--- Problems to solve ---
**1)** In the passage on the Southern Baptist Convention, what year is given for the takeover?
**2)** Extend the passage on the Southern Baptist Convention, picking up right after its last sentence.

--- Reading text ---
When the moral mafia stole the Southern Baptist Convention and started economically raping it in 1978 at first many of us fought tooth and nail to keep it from happening, but their cutthroat and nasty tactics won and those of us who were on the losing side either left creating the Cooperative Baptist Fellowship and Mainstream Baptist organization like my brother, or stayed in the churches being forced to bite our tongues as the leadership in our local churches became rabid Republicans, pro-life, mercantile, zombies.
I endured eight years of those in my Sunday School classes calling Bill Clinton the anti-Christ and how he ruined the presidency and another eight years of inane, sycophantic praising of everything W. Is it any wonder that I started playing golf on Sundays?
I wish I could fellowship with other believers of like mind, but there's not many Mainstream Baptists in New Mexico. I'm not ready to go interdenominational. The concept of "Let's focus on what we agree on and not talk about what we don't" is a little too watered down for me.

--- Rows ---
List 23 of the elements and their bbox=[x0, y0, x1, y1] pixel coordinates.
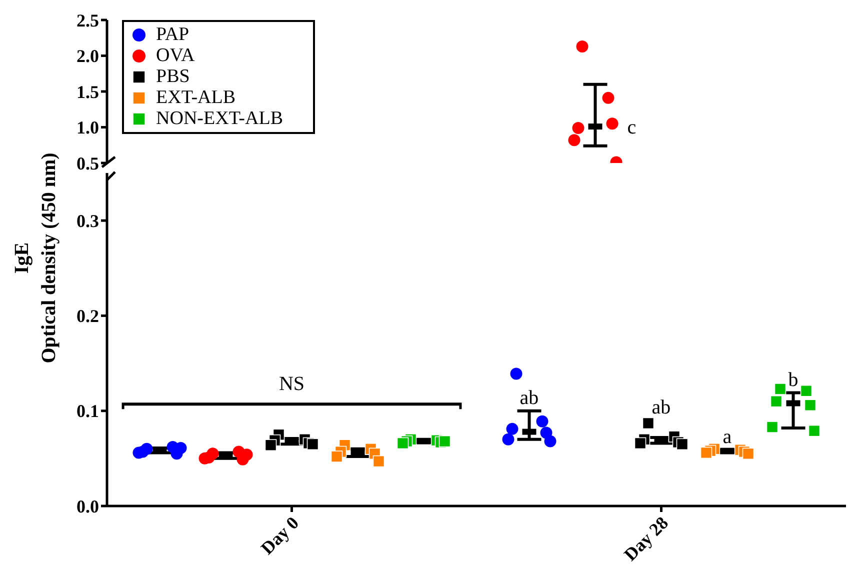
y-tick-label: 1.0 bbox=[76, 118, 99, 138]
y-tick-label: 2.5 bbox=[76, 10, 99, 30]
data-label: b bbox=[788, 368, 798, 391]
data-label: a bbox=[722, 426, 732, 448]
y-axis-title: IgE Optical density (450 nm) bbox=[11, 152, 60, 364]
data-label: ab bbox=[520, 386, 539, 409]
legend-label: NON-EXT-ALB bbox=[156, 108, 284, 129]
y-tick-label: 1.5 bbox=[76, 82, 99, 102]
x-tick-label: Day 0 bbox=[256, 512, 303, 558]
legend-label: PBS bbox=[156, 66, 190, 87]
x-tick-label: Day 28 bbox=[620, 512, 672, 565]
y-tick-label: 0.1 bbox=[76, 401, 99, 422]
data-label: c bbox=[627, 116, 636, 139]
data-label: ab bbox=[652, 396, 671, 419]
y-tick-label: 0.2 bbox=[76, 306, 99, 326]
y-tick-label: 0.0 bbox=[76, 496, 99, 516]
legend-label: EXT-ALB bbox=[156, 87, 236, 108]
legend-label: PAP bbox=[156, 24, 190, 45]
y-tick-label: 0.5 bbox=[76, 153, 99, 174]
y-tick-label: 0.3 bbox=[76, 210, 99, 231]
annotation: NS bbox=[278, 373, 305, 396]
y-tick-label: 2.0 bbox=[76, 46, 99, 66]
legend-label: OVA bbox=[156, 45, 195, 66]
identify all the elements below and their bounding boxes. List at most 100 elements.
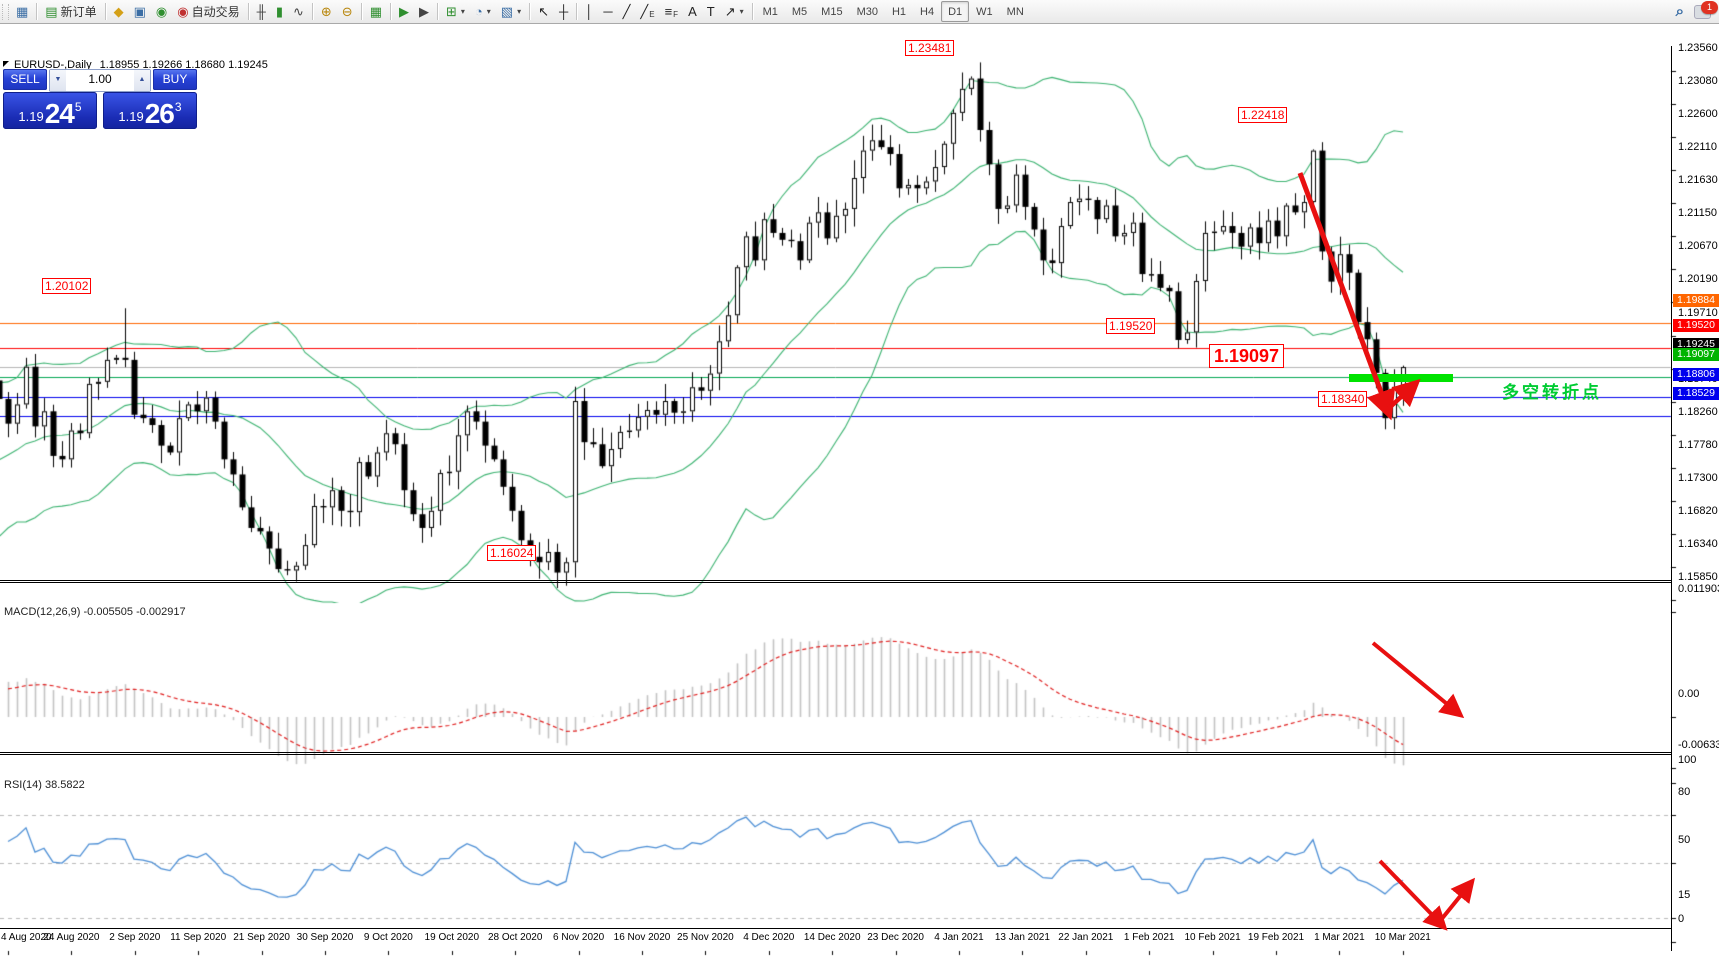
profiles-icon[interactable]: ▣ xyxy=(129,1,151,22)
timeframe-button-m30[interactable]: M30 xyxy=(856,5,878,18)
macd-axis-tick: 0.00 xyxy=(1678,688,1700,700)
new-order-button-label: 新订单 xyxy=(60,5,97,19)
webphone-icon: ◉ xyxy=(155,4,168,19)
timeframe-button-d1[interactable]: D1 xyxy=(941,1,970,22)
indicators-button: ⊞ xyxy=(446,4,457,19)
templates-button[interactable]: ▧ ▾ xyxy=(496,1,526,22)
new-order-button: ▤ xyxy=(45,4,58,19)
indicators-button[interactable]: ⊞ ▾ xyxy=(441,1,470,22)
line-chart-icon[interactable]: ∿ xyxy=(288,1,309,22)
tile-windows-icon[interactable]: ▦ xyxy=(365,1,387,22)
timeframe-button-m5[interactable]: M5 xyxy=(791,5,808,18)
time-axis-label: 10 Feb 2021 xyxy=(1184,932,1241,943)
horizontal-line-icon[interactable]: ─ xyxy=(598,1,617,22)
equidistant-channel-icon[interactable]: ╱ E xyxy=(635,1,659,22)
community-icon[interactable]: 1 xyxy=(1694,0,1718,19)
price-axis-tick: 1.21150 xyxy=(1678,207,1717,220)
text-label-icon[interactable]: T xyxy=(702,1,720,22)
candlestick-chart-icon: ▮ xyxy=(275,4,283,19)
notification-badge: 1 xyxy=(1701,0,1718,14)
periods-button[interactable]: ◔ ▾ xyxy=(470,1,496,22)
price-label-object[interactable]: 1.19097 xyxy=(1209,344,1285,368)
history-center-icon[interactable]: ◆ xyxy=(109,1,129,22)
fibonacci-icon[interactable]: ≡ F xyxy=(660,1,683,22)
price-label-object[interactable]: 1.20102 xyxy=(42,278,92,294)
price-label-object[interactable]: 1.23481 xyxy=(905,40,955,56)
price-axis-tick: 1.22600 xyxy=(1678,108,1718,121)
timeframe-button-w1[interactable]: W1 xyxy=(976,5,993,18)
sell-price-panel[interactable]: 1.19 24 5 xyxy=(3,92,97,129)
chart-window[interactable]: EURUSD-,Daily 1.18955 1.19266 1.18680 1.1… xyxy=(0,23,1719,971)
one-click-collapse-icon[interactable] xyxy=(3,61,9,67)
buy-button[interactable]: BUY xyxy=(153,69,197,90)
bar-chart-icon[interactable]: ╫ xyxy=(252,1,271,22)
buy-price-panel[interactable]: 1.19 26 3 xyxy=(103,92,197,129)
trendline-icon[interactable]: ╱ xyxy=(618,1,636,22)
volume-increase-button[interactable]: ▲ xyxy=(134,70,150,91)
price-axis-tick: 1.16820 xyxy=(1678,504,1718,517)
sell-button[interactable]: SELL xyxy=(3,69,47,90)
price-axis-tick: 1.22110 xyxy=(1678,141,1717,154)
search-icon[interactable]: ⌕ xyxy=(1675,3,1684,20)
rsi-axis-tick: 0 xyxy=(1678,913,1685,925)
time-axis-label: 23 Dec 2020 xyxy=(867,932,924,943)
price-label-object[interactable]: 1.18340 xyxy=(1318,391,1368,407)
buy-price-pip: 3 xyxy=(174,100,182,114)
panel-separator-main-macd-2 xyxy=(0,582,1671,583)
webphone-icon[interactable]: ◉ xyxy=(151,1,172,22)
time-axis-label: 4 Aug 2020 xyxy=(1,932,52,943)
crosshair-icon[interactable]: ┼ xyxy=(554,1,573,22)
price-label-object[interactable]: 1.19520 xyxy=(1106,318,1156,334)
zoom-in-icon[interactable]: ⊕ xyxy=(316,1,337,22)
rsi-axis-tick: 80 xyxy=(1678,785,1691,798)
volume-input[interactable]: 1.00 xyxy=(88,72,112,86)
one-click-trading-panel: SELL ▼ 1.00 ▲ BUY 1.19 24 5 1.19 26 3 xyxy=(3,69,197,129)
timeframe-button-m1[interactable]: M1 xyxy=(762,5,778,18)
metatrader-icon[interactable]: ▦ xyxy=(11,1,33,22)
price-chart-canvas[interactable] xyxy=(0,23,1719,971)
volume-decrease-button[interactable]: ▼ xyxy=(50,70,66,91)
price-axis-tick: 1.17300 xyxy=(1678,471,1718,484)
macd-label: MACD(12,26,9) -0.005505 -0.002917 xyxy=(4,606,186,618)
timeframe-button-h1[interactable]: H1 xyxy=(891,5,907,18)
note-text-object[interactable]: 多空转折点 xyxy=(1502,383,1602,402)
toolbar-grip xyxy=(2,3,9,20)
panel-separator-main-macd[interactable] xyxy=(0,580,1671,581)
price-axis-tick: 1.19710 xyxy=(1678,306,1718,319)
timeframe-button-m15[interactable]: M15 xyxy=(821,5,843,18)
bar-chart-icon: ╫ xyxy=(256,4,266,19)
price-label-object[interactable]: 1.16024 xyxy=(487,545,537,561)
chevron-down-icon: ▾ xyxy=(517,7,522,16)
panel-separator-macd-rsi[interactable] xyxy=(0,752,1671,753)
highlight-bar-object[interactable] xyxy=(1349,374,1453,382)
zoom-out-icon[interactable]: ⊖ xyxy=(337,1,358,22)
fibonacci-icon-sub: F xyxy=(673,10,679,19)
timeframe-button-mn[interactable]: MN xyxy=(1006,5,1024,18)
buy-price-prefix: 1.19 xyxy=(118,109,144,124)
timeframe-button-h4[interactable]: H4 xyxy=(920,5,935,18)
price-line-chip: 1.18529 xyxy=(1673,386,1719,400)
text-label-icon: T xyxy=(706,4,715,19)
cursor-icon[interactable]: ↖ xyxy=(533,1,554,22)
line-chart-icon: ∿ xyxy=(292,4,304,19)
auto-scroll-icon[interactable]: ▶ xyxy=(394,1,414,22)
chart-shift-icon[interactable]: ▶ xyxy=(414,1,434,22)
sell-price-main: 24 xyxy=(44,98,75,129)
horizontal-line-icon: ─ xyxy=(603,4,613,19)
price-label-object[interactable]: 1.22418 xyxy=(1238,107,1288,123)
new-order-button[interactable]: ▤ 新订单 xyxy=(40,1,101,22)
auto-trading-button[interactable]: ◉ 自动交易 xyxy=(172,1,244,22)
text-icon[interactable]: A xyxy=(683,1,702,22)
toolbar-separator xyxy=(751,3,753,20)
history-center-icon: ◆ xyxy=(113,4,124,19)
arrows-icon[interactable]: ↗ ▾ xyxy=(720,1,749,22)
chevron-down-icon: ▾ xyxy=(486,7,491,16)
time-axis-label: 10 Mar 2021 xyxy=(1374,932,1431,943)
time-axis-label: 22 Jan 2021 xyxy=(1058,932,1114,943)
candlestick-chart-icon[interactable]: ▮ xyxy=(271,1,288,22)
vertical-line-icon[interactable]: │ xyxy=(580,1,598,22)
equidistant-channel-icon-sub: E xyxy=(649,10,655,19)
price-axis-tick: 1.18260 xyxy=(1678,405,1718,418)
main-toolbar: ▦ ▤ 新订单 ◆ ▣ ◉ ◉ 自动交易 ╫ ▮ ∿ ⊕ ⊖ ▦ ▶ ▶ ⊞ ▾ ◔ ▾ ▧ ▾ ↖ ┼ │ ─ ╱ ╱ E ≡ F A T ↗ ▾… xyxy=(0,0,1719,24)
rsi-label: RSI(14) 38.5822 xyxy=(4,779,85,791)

--- Outputs ---
**1)** 1978

**2)**
In that vein, I once had a good friend. He gave me some of the best advice I ever received as a teacher. The principle was giving me loads of grief that year and I was as stressed out almost to the breaking point. He saw how depressed I was in the teacher's lounge, in fact the principle was riding him even harder than me that year so we had exchanged our gripes. He looked at me and said, "Remember you're permanent, she's temporary."
Those words put the rest of the year in perspective. I relaxed, the year ended and then next year said principle and I got along much better.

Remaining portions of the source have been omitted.